• What is being asked
Which lines contain the word "Lmax"? Return each of them as written.

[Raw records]
★ ★ ★ ★ ★ ★ ★

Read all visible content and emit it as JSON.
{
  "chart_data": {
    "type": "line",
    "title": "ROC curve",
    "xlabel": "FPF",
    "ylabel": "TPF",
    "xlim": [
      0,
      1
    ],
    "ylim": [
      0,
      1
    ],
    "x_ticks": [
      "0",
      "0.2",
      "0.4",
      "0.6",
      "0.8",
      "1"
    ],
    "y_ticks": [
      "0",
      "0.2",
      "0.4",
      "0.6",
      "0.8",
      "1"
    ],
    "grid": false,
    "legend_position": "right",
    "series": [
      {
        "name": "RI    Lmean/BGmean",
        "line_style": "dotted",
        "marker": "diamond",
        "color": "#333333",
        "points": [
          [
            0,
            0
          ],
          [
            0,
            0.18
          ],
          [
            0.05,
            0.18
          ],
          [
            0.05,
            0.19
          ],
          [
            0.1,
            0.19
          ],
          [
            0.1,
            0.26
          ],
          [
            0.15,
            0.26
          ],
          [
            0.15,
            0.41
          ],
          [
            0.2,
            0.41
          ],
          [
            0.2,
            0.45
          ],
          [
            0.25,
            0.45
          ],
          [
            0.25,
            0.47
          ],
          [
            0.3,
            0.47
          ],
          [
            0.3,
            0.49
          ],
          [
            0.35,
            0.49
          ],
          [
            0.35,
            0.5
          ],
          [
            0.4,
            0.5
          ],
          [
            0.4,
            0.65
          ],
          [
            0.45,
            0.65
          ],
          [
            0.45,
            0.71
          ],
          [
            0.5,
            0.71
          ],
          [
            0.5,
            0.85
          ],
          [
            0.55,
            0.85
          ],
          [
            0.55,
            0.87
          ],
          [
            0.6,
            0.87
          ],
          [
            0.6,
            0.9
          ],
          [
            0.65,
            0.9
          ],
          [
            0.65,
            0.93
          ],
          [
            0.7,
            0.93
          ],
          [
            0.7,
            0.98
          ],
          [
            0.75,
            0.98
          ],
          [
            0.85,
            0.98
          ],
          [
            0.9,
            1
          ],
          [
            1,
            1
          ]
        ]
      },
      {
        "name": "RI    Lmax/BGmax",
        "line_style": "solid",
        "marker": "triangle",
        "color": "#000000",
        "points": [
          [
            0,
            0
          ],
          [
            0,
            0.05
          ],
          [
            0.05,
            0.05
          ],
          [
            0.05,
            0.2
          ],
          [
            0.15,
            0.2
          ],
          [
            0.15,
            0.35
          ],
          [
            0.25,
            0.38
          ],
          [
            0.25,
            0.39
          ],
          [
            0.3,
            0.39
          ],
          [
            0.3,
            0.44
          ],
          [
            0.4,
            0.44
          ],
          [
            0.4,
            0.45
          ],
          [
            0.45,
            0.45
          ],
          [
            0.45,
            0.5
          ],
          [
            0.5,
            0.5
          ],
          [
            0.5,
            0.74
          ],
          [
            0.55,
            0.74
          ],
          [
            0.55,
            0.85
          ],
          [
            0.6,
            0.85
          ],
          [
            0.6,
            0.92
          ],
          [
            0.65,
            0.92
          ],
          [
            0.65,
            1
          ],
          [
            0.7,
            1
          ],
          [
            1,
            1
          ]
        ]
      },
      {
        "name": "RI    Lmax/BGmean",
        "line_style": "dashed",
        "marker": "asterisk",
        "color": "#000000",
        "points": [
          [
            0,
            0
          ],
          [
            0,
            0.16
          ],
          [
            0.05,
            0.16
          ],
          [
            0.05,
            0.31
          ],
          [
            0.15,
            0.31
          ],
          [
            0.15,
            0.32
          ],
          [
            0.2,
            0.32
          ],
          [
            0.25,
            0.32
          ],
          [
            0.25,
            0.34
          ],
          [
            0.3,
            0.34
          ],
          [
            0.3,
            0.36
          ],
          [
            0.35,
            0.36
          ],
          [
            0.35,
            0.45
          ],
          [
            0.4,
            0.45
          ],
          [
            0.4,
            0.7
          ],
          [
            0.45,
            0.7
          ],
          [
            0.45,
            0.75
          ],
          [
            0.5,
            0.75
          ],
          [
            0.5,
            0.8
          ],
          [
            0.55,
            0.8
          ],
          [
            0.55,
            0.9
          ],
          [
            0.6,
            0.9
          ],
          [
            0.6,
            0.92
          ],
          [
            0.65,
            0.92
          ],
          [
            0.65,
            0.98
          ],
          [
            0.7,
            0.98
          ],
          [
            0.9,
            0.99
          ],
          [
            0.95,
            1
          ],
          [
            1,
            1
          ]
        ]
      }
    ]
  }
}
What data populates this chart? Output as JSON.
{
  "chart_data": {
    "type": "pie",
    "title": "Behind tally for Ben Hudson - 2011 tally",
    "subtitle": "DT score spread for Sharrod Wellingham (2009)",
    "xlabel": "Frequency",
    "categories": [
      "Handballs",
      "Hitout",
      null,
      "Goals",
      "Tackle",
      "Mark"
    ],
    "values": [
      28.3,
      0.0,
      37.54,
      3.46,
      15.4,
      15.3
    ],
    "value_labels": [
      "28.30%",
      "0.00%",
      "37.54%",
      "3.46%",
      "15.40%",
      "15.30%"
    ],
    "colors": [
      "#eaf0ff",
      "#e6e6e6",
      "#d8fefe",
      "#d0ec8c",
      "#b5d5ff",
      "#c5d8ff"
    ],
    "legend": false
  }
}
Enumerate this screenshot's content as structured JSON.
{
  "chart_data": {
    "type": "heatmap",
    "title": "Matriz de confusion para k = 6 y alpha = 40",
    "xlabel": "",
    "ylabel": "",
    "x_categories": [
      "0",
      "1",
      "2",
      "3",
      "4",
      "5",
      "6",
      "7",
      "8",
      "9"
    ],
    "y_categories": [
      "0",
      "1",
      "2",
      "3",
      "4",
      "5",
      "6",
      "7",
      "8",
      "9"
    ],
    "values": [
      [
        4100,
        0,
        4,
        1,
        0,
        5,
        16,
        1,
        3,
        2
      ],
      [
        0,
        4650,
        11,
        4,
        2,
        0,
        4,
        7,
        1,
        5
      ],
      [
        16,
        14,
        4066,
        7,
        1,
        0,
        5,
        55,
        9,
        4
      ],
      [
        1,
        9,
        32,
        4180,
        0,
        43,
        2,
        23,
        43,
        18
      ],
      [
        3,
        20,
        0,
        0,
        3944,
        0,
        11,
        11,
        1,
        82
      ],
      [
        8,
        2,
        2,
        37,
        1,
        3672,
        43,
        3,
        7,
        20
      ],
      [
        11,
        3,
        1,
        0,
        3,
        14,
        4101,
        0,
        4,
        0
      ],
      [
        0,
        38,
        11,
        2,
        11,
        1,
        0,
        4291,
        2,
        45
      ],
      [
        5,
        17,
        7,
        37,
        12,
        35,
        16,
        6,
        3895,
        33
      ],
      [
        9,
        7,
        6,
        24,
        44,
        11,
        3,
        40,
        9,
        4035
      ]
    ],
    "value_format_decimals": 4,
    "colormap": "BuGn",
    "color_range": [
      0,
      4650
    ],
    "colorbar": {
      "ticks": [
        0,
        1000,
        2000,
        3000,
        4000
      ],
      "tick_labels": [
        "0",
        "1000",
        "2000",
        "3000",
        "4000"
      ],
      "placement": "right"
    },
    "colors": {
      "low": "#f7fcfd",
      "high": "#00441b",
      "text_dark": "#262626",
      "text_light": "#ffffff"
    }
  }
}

★ ★ ★ ★ ★ ★ ★

• Full answer
        "name": "RI    Lmax/BGmax",
        "name": "RI    Lmax/BGmean",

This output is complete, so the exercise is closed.